- Exercise
Below are records. Copy every line with "Envoyer" in it.

Stored data:

:::::

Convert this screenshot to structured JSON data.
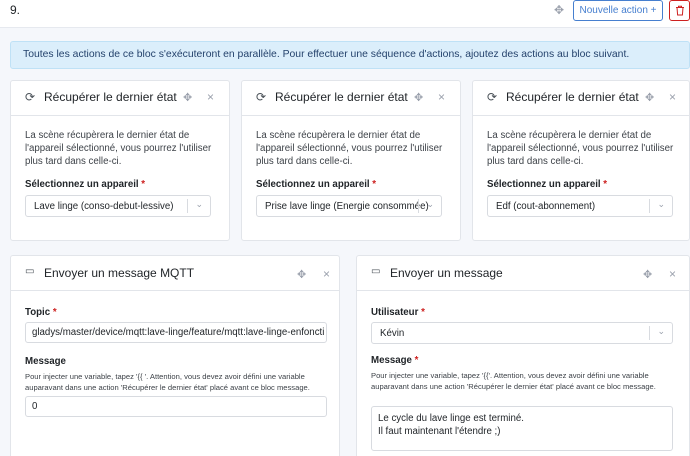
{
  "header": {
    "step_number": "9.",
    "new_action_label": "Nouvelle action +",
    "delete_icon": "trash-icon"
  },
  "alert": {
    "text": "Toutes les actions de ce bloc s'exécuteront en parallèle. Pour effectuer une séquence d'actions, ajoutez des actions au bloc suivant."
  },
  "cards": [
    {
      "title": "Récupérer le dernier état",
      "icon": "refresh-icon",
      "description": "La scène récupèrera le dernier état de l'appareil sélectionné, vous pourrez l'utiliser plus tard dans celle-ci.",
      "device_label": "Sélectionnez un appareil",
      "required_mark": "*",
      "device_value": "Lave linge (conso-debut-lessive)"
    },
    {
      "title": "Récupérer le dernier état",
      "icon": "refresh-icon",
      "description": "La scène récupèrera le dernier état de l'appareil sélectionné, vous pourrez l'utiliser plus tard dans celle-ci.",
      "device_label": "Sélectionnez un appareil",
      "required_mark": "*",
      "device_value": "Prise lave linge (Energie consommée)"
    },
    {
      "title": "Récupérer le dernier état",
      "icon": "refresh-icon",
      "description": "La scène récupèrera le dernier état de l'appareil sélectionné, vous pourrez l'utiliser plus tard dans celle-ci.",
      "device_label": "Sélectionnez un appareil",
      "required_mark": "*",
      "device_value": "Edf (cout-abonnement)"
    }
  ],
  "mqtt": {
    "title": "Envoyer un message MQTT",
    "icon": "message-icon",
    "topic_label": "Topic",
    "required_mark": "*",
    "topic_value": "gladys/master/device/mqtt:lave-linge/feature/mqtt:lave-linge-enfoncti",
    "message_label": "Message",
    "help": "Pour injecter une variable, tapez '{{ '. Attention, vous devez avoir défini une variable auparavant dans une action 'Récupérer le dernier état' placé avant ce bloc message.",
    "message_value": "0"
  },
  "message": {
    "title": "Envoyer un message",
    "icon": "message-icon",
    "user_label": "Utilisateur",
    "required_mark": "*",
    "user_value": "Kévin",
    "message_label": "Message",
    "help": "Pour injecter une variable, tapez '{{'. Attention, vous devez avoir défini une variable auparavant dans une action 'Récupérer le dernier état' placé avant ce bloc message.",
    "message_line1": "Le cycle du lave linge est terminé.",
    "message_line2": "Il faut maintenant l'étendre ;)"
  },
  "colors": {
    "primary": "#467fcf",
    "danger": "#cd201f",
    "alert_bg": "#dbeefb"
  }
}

:::::

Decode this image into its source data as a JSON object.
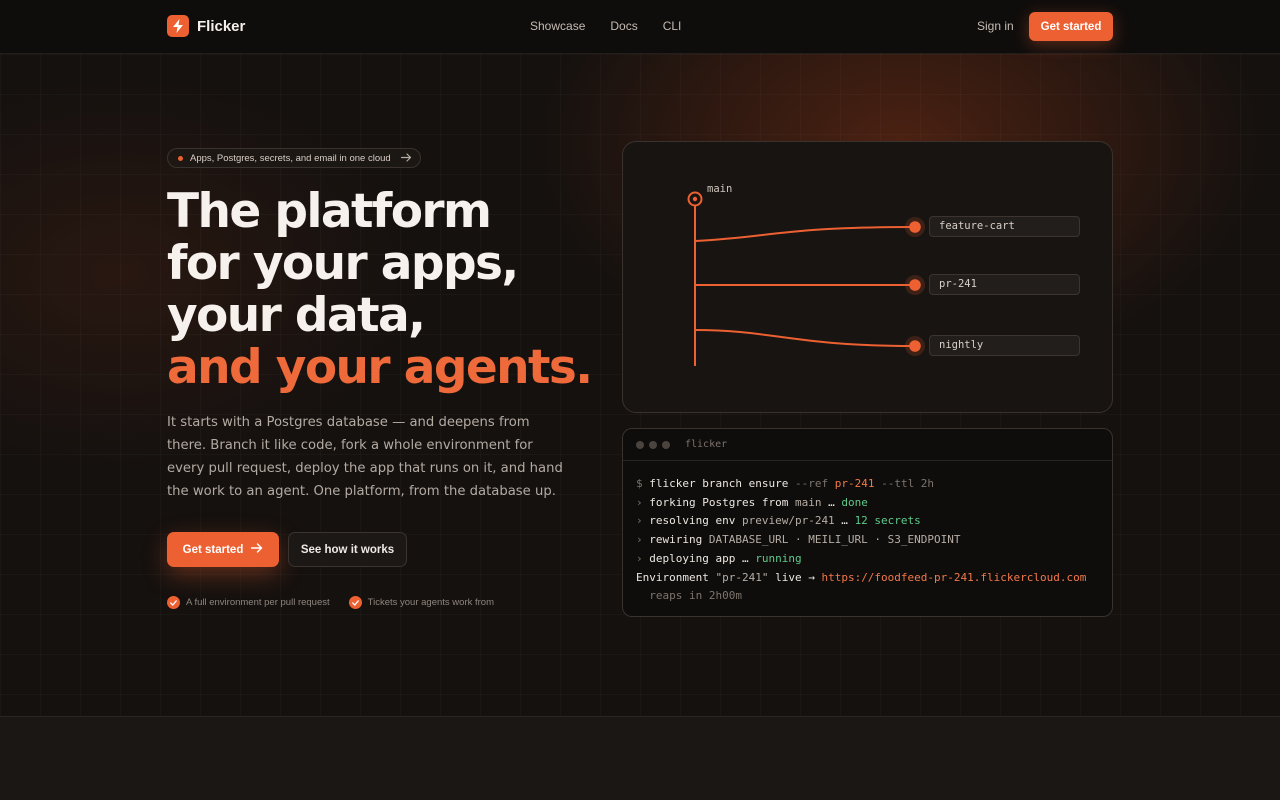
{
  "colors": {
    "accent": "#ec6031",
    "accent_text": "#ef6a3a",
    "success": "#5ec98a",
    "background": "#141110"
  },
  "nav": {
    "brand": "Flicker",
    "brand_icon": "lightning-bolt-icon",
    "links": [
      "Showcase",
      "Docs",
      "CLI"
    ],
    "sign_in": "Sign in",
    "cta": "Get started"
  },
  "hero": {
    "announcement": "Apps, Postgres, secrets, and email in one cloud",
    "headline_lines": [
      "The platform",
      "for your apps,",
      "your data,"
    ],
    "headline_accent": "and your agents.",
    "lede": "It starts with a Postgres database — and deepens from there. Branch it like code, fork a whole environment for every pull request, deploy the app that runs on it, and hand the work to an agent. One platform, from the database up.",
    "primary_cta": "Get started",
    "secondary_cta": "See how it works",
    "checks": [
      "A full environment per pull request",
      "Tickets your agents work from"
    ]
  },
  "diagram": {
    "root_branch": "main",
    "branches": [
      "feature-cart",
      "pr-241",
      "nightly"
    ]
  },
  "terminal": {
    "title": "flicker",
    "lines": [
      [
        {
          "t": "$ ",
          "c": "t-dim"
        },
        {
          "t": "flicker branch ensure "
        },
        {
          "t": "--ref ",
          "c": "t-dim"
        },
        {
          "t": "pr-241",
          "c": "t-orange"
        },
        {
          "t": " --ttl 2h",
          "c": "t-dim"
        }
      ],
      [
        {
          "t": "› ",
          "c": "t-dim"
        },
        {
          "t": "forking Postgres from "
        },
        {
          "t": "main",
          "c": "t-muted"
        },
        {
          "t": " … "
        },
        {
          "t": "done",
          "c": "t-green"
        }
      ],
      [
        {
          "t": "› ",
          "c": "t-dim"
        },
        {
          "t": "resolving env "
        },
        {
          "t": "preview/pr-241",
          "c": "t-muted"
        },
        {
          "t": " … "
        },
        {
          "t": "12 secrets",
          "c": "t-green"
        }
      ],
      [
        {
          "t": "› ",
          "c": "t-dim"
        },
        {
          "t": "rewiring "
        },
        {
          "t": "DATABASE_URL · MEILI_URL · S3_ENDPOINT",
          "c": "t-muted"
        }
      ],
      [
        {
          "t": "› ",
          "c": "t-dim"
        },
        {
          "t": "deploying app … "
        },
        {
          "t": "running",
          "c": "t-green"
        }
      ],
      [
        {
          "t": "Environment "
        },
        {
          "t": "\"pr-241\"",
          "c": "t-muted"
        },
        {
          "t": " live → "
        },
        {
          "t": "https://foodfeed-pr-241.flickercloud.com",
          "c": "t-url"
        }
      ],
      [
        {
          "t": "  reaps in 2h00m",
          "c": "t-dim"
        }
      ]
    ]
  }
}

:::::

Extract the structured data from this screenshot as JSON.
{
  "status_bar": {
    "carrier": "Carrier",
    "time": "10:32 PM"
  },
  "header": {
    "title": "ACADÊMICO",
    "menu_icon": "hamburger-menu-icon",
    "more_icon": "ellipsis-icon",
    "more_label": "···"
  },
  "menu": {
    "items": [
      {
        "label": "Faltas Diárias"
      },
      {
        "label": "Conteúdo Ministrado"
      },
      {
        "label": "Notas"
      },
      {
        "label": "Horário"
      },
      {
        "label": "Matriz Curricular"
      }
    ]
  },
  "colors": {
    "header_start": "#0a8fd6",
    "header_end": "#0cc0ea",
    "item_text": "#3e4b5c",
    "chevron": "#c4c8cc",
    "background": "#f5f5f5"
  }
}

:::::

- Solution to this task
    "title": "Envoyer un message MQTT",
    "title": "Envoyer un message",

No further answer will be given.